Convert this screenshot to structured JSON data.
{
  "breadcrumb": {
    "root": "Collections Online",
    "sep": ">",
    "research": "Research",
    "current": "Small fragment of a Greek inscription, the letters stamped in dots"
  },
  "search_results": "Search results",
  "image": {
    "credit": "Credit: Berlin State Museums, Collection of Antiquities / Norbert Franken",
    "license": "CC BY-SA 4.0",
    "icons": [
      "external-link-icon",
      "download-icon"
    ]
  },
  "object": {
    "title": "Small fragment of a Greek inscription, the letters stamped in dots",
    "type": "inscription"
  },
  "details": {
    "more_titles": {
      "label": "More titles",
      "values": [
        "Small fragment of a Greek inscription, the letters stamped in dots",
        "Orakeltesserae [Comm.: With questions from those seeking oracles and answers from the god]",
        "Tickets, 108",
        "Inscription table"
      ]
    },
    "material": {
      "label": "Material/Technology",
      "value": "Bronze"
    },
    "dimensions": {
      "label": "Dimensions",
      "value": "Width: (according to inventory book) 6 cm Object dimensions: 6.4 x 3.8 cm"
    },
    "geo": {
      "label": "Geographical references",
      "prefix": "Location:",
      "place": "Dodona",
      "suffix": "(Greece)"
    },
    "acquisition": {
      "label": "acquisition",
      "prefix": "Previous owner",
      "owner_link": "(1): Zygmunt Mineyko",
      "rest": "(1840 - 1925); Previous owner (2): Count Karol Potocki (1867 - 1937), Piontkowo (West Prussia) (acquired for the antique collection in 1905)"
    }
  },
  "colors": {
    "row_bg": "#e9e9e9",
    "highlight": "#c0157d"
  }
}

•••••

What you should do: Filter the records above for lines containing the word "fragment", and copy those lines.

Answer for the task:
    "current": "Small fragment of a Greek inscription, the letters stamped in dots"
    "title": "Small fragment of a Greek inscription, the letters stamped in dots",
        "Small fragment of a Greek inscription, the letters stamped in dots",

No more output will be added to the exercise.